EXERCISE:
Copy the lines holding the word "this", all of them.

(Rows from a figure dataset)

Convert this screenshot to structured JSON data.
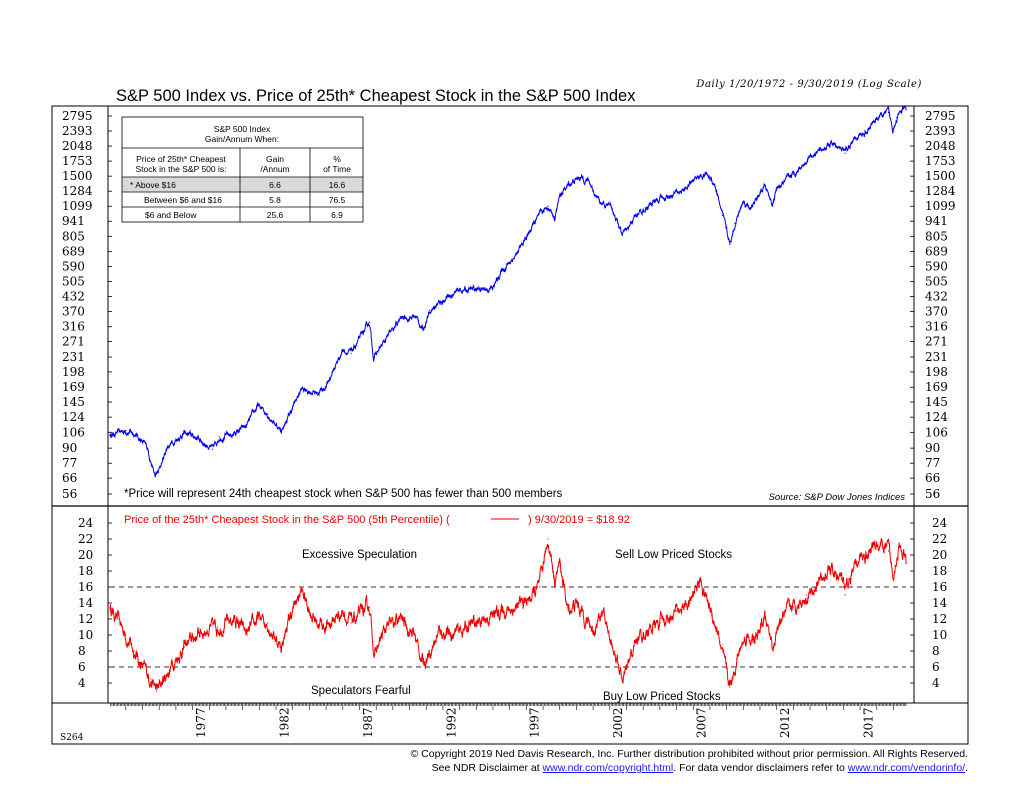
{
  "header": {
    "title": "S&P 500 Index vs. Price of 25th* Cheapest Stock in the S&P 500 Index",
    "subtitle": "Daily 1/20/1972 - 9/30/2019 (Log Scale)"
  },
  "chart_id": "S264",
  "footer": {
    "line1": "© Copyright 2019 Ned Davis Research, Inc.  Further distribution prohibited without prior permission.  All Rights Reserved.",
    "line2_prefix": "See NDR Disclaimer at ",
    "line2_link1": "www.ndr.com/copyright.html",
    "line2_middle": ". For data vendor disclaimers refer to ",
    "line2_link2": "www.ndr.com/vendorinfo/",
    "line2_suffix": "."
  },
  "stats_table": {
    "title_line1": "S&P 500 Index",
    "title_line2": "Gain/Annum When:",
    "col1_line1": "Price of 25th* Cheapest",
    "col1_line2": "Stock in the S&P 500 is:",
    "col2_line1": "Gain",
    "col2_line2": "/Annum",
    "col3_line1": "%",
    "col3_line2": "of Time",
    "rows": [
      {
        "label": "*  Above $16",
        "gain": "6.6",
        "pct": "16.6"
      },
      {
        "label": "Between $6 and  $16",
        "gain": "5.8",
        "pct": "76.5"
      },
      {
        "label": "$6 and Below",
        "gain": "25.6",
        "pct": "6.9"
      }
    ]
  },
  "colors": {
    "sp500_line": "#0000ee",
    "cheap_stock_line": "#ee0000",
    "highlight_row": "#d9d9d9"
  },
  "chart_data": [
    {
      "type": "line",
      "scale": "log",
      "y_ticks": [
        "2795",
        "2393",
        "2048",
        "1753",
        "1500",
        "1284",
        "1099",
        "941",
        "805",
        "689",
        "590",
        "505",
        "432",
        "370",
        "316",
        "271",
        "231",
        "198",
        "169",
        "145",
        "124",
        "106",
        "90",
        "77",
        "66",
        "56"
      ],
      "footnote": "*Price will represent 24th cheapest stock when S&P 500 has fewer than 500 members",
      "source": "Source: S&P Dow Jones Indices",
      "series": [
        {
          "name": "S&P 500 Index",
          "x": [
            1972.05,
            1973.0,
            1973.6,
            1974.3,
            1974.75,
            1974.95,
            1975.5,
            1976.5,
            1977.3,
            1978.2,
            1978.6,
            1979.3,
            1980.2,
            1980.9,
            1981.5,
            1982.3,
            1982.6,
            1983.5,
            1984.5,
            1985.0,
            1986.0,
            1986.5,
            1987.6,
            1987.85,
            1988.5,
            1989.5,
            1990.4,
            1990.8,
            1991.2,
            1992.0,
            1993.0,
            1994.0,
            1995.0,
            1995.5,
            1996.5,
            1997.5,
            1998.3,
            1998.7,
            1999.0,
            1999.5,
            2000.2,
            2000.7,
            2001.0,
            2001.7,
            2002.0,
            2002.75,
            2003.1,
            2003.5,
            2004.5,
            2005.5,
            2006.5,
            2007.2,
            2007.8,
            2008.3,
            2008.75,
            2008.95,
            2009.2,
            2009.5,
            2010.0,
            2010.5,
            2011.3,
            2011.75,
            2012.0,
            2013.0,
            2014.0,
            2015.4,
            2016.1,
            2016.5,
            2017.5,
            2018.0,
            2018.7,
            2018.95,
            2019.2,
            2019.5,
            2019.75
          ],
          "y": [
            103,
            108,
            104,
            90,
            67,
            70,
            92,
            105,
            100,
            89,
            101,
            103,
            112,
            139,
            128,
            108,
            118,
            165,
            160,
            170,
            250,
            240,
            330,
            230,
            270,
            345,
            350,
            305,
            375,
            415,
            460,
            465,
            470,
            560,
            680,
            930,
            1100,
            980,
            1220,
            1370,
            1480,
            1440,
            1300,
            1080,
            1150,
            820,
            860,
            990,
            1130,
            1220,
            1310,
            1480,
            1540,
            1380,
            1000,
            880,
            740,
            920,
            1150,
            1080,
            1350,
            1120,
            1300,
            1530,
            1850,
            2100,
            1900,
            2100,
            2450,
            2750,
            2900,
            2450,
            2750,
            2950,
            2980
          ]
        }
      ]
    },
    {
      "type": "line",
      "y_ticks": [
        24,
        22,
        20,
        18,
        16,
        14,
        12,
        10,
        8,
        6,
        4
      ],
      "reference_lines": [
        16,
        6
      ],
      "x_ticks": [
        "1977",
        "1982",
        "1987",
        "1992",
        "1997",
        "2002",
        "2007",
        "2012",
        "2017"
      ],
      "legend_text": "Price of the 25th* Cheapest Stock in the S&P 500 (5th Percentile) (",
      "legend_text_end": ") 9/30/2019 = $18.92",
      "annotations": [
        "Excessive Speculation",
        "Sell Low Priced Stocks",
        "Speculators Fearful",
        "Buy Low Priced Stocks"
      ],
      "series": [
        {
          "name": "Price of the 25th* Cheapest Stock in the S&P 500 (5th Percentile)",
          "x": [
            1972.05,
            1972.5,
            1973.0,
            1973.5,
            1974.0,
            1974.5,
            1974.85,
            1975.3,
            1975.8,
            1976.5,
            1977.5,
            1978.5,
            1979.5,
            1980.3,
            1980.9,
            1981.5,
            1982.3,
            1982.8,
            1983.5,
            1984.3,
            1985.0,
            1986.0,
            1986.5,
            1987.6,
            1987.9,
            1988.5,
            1989.5,
            1990.3,
            1990.8,
            1991.2,
            1991.8,
            1992.5,
            1993.5,
            1994.5,
            1995.5,
            1996.5,
            1997.2,
            1997.8,
            1998.3,
            1998.7,
            1999.0,
            1999.5,
            2000.0,
            2000.6,
            2001.0,
            2001.5,
            2002.3,
            2002.8,
            2003.1,
            2003.6,
            2004.2,
            2005.0,
            2006.0,
            2006.8,
            2007.4,
            2007.9,
            2008.4,
            2008.9,
            2009.2,
            2009.6,
            2010.2,
            2010.7,
            2011.3,
            2011.8,
            2012.3,
            2013.0,
            2013.8,
            2014.5,
            2015.2,
            2015.9,
            2016.1,
            2016.5,
            2017.2,
            2018.0,
            2018.7,
            2018.95,
            2019.3,
            2019.75
          ],
          "y": [
            13.5,
            12,
            10,
            8,
            6,
            4.5,
            3,
            4.5,
            6.5,
            8.5,
            10.5,
            11,
            12,
            10,
            12,
            11.5,
            8.5,
            12,
            15.5,
            12,
            11,
            13,
            11.5,
            13.5,
            7.5,
            10.5,
            12,
            10,
            6.5,
            8,
            10.5,
            10,
            11,
            12,
            13,
            13.5,
            14.5,
            16,
            22,
            17,
            19,
            13,
            14,
            12,
            10.5,
            13,
            8,
            4,
            6,
            9.5,
            10.5,
            11.5,
            13,
            14,
            17,
            14,
            11,
            6,
            3.5,
            7,
            10,
            9,
            12,
            8.5,
            12,
            13.5,
            15,
            16.5,
            18,
            17,
            15,
            17.5,
            20,
            21.5,
            20.5,
            17.5,
            21,
            18.92
          ]
        }
      ]
    }
  ]
}
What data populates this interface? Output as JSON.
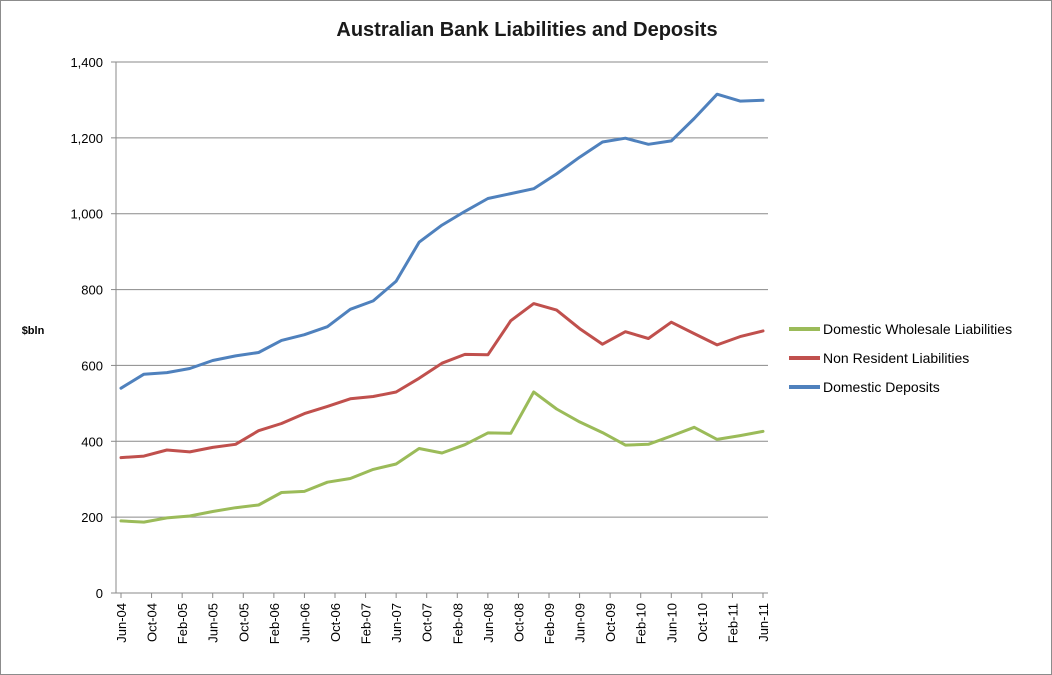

WRITTEN REPLY:
Convert this screenshot to structured JSON data.
What data populates this interface? Output as JSON.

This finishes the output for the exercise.